GIVEN DATA >>
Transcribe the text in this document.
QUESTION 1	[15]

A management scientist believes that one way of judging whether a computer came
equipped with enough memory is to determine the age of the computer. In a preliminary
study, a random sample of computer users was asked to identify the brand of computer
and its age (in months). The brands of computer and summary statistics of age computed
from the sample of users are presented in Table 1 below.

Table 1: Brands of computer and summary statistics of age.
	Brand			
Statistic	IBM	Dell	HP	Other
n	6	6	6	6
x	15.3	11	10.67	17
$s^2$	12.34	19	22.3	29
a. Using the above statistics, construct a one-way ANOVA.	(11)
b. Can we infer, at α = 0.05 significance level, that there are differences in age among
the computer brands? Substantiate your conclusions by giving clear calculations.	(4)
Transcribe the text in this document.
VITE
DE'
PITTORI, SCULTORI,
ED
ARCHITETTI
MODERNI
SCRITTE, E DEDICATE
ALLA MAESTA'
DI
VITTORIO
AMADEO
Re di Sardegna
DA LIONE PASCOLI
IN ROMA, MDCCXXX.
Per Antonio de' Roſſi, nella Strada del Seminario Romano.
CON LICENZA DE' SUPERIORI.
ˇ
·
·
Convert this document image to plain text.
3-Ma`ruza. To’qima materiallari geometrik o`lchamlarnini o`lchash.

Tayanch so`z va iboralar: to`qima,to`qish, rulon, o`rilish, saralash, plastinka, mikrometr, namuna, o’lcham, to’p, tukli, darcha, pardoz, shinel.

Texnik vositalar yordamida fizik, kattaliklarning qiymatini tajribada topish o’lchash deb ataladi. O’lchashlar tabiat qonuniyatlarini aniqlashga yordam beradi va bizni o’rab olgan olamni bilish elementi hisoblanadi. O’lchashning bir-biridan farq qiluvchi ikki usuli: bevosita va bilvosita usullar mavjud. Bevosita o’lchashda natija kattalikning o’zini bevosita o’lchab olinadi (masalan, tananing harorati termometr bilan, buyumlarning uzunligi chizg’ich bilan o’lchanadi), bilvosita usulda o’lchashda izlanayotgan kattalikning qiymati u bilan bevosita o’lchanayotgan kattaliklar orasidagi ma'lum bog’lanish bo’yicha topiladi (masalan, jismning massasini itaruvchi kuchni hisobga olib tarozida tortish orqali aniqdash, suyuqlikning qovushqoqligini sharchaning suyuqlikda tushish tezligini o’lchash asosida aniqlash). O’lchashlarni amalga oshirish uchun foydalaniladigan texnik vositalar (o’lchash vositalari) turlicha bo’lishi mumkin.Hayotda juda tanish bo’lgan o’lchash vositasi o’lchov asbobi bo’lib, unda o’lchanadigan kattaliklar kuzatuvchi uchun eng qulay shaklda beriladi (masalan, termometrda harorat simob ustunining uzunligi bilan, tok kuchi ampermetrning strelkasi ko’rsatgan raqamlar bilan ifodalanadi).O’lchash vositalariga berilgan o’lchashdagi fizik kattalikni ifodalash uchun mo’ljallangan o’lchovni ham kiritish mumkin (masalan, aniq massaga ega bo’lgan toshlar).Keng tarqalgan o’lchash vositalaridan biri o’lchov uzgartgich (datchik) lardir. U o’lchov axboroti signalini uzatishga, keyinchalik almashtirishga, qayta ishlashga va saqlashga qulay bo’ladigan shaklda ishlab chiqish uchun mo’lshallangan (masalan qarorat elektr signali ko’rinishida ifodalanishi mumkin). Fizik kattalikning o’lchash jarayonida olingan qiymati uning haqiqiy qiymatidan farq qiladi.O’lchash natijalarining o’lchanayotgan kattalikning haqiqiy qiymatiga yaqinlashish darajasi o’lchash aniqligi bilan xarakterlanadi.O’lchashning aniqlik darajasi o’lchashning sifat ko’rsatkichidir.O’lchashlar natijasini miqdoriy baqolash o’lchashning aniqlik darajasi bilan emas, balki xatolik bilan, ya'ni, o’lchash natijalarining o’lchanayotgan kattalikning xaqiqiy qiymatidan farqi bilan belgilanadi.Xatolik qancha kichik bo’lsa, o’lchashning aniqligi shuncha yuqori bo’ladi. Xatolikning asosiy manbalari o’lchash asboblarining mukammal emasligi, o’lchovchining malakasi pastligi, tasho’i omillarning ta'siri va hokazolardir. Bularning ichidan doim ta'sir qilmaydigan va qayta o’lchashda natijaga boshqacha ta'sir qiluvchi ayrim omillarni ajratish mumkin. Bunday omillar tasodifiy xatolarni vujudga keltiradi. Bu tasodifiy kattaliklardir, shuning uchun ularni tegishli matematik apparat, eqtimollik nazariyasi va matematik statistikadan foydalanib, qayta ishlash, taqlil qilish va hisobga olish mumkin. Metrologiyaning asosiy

STATED PROBLEM >>
Go through the records above and retype each one exactly.

SOLUTION TO THIS PROBLEM >>
Transcribe the text in this document.
QUESTION 1	[15]

A management scientist believes that one way of judging whether a computer came
equipped with enough memory is to determine the age of the computer. In a preliminary
study, a random sample of computer users was asked to identify the brand of computer
and its age (in months). The brands of computer and summary statistics of age computed
from the sample of users are presented in Table 1 below.

Table 1: Brands of computer and summary statistics of age.
	Brand			
Statistic	IBM	Dell	HP	Other
n	6	6	6	6
x	15.3	11	10.67	17
$s^2$	12.34	19	22.3	29
a. Using the above statistics, construct a one-way ANOVA.	(11)
b. Can we infer, at α = 0.05 significance level, that there are differences in age among
the computer brands? Substantiate your conclusions by giving clear calculations.	(4)
Transcribe the text in this document.
VITE
DE'
PITTORI, SCULTORI,
ED
ARCHITETTI
MODERNI
SCRITTE, E DEDICATE
ALLA MAESTA'
DI
VITTORIO
AMADEO
Re di Sardegna
DA LIONE PASCOLI
IN ROMA, MDCCXXX.
Per Antonio de' Roſſi, nella Strada del Seminario Romano.
CON LICENZA DE' SUPERIORI.
ˇ
·
·
Convert this document image to plain text.
3-Ma`ruza. To’qima materiallari geometrik o`lchamlarnini o`lchash.

Tayanch so`z va iboralar: to`qima,to`qish, rulon, o`rilish, saralash, plastinka, mikrometr, namuna, o’lcham, to’p, tukli, darcha, pardoz, shinel.

Texnik vositalar yordamida fizik, kattaliklarning qiymatini tajribada topish o’lchash deb ataladi. O’lchashlar tabiat qonuniyatlarini aniqlashga yordam beradi va bizni o’rab olgan olamni bilish elementi hisoblanadi. O’lchashning bir-biridan farq qiluvchi ikki usuli: bevosita va bilvosita usullar mavjud. Bevosita o’lchashda natija kattalikning o’zini bevosita o’lchab olinadi (masalan, tananing harorati termometr bilan, buyumlarning uzunligi chizg’ich bilan o’lchanadi), bilvosita usulda o’lchashda izlanayotgan kattalikning qiymati u bilan bevosita o’lchanayotgan kattaliklar orasidagi ma'lum bog’lanish bo’yicha topiladi (masalan, jismning massasini itaruvchi kuchni hisobga olib tarozida tortish orqali aniqdash, suyuqlikning qovushqoqligini sharchaning suyuqlikda tushish tezligini o’lchash asosida aniqlash). O’lchashlarni amalga oshirish uchun foydalaniladigan texnik vositalar (o’lchash vositalari) turlicha bo’lishi mumkin.Hayotda juda tanish bo’lgan o’lchash vositasi o’lchov asbobi bo’lib, unda o’lchanadigan kattaliklar kuzatuvchi uchun eng qulay shaklda beriladi (masalan, termometrda harorat simob ustunining uzunligi bilan, tok kuchi ampermetrning strelkasi ko’rsatgan raqamlar bilan ifodalanadi).O’lchash vositalariga berilgan o’lchashdagi fizik kattalikni ifodalash uchun mo’ljallangan o’lchovni ham kiritish mumkin (masalan, aniq massaga ega bo’lgan toshlar).Keng tarqalgan o’lchash vositalaridan biri o’lchov uzgartgich (datchik) lardir. U o’lchov axboroti signalini uzatishga, keyinchalik almashtirishga, qayta ishlashga va saqlashga qulay bo’ladigan shaklda ishlab chiqish uchun mo’lshallangan (masalan qarorat elektr signali ko’rinishida ifodalanishi mumkin). Fizik kattalikning o’lchash jarayonida olingan qiymati uning haqiqiy qiymatidan farq qiladi.O’lchash natijalarining o’lchanayotgan kattalikning haqiqiy qiymatiga yaqinlashish darajasi o’lchash aniqligi bilan xarakterlanadi.O’lchashning aniqlik darajasi o’lchashning sifat ko’rsatkichidir.O’lchashlar natijasini miqdoriy baqolash o’lchashning aniqlik darajasi bilan emas, balki xatolik bilan, ya'ni, o’lchash natijalarining o’lchanayotgan kattalikning xaqiqiy qiymatidan farqi bilan belgilanadi.Xatolik qancha kichik bo’lsa, o’lchashning aniqligi shuncha yuqori bo’ladi. Xatolikning asosiy manbalari o’lchash asboblarining mukammal emasligi, o’lchovchining malakasi pastligi, tasho’i omillarning ta'siri va hokazolardir. Bularning ichidan doim ta'sir qilmaydigan va qayta o’lchashda natijaga boshqacha ta'sir qiluvchi ayrim omillarni ajratish mumkin. Bunday omillar tasodifiy xatolarni vujudga keltiradi. Bu tasodifiy kattaliklardir, shuning uchun ularni tegishli matematik apparat, eqtimollik nazariyasi va matematik statistikadan foydalanib, qayta ishlash, taqlil qilish va hisobga olish mumkin. Metrologiyaning asosiy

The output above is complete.